### [INSTRUCTIONS FOR THE TASK]
Set the listing down unchanged, minus every embedded image.

%%

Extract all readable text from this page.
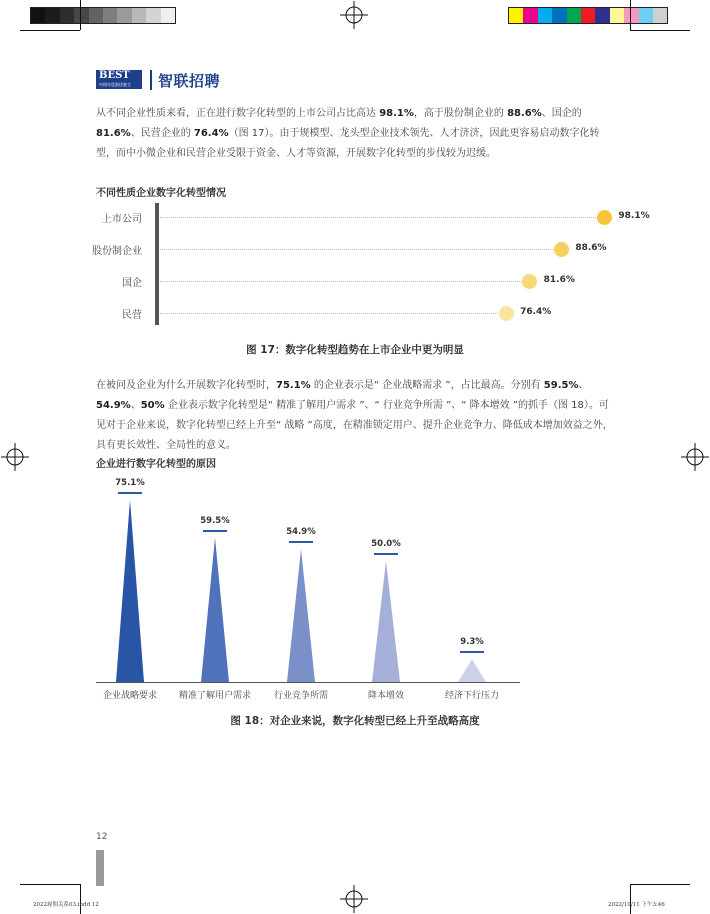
BEST
中国年度最佳雇主	智联招聘
从不同企业性质来看，正在进行数字化转型的上市公司占比高达 98.1%，高于股份制企业的 88.6%、国企的 81.6%、民营企业的 76.4%（图 17）。由于规模型、龙头型企业技术领先、人才济济，因此更容易启动数字化转型，而中小微企业和民营企业受限于资金、人才等资源，开展数字化转型的步伐较为迟缓。
不同性质企业数字化转型情况
上市公司	98.1%
股份制企业	88.6%
国企	81.6%
民营	76.4%
图 17：数字化转型趋势在上市企业中更为明显
在被问及企业为什么开展数字化转型时，75.1% 的企业表示是“ 企业战略需求 ”，占比最高。分别有 59.5%、54.9%、50% 企业表示数字化转型是“ 精准了解用户需求 ”、“ 行业竞争所需 ”、“ 降本增效 ”的抓手（图 18）。可见对于企业来说，数字化转型已经上升至“ 战略 ”高度，在精准锁定用户、提升企业竞争力、降低成本增加效益之外，具有更长效性、全局性的意义。
企业进行数字化转型的原因
75.1%
企业战略要求
59.5%
精准了解用户需求
54.9%
行业竞争所需
50.0%
降本增效
9.3%
经济下行压力
图 18：对企业来说，数字化转型已经上升至战略高度
12
2022雇佣关系03.indd 12	2022/10/11 下午3:46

%%

### [RESULT OF THE TASK]
Extract all readable text from this page.
BEST
中国年度最佳雇主	智联招聘
从不同企业性质来看，正在进行数字化转型的上市公司占比高达 98.1%，高于股份制企业的 88.6%、国企的 81.6%、民营企业的 76.4%（图 17）。由于规模型、龙头型企业技术领先、人才济济，因此更容易启动数字化转型，而中小微企业和民营企业受限于资金、人才等资源，开展数字化转型的步伐较为迟缓。
不同性质企业数字化转型情况
上市公司	98.1%
股份制企业	88.6%
国企	81.6%
民营	76.4%
图 17：数字化转型趋势在上市企业中更为明显
在被问及企业为什么开展数字化转型时，75.1% 的企业表示是“ 企业战略需求 ”，占比最高。分别有 59.5%、54.9%、50% 企业表示数字化转型是“ 精准了解用户需求 ”、“ 行业竞争所需 ”、“ 降本增效 ”的抓手（图 18）。可见对于企业来说，数字化转型已经上升至“ 战略 ”高度，在精准锁定用户、提升企业竞争力、降低成本增加效益之外，具有更长效性、全局性的意义。
企业进行数字化转型的原因
75.1%
企业战略要求
59.5%
精准了解用户需求
54.9%
行业竞争所需
50.0%
降本增效
9.3%
经济下行压力
图 18：对企业来说，数字化转型已经上升至战略高度
12
2022雇佣关系03.indd 12	2022/10/11 下午3:46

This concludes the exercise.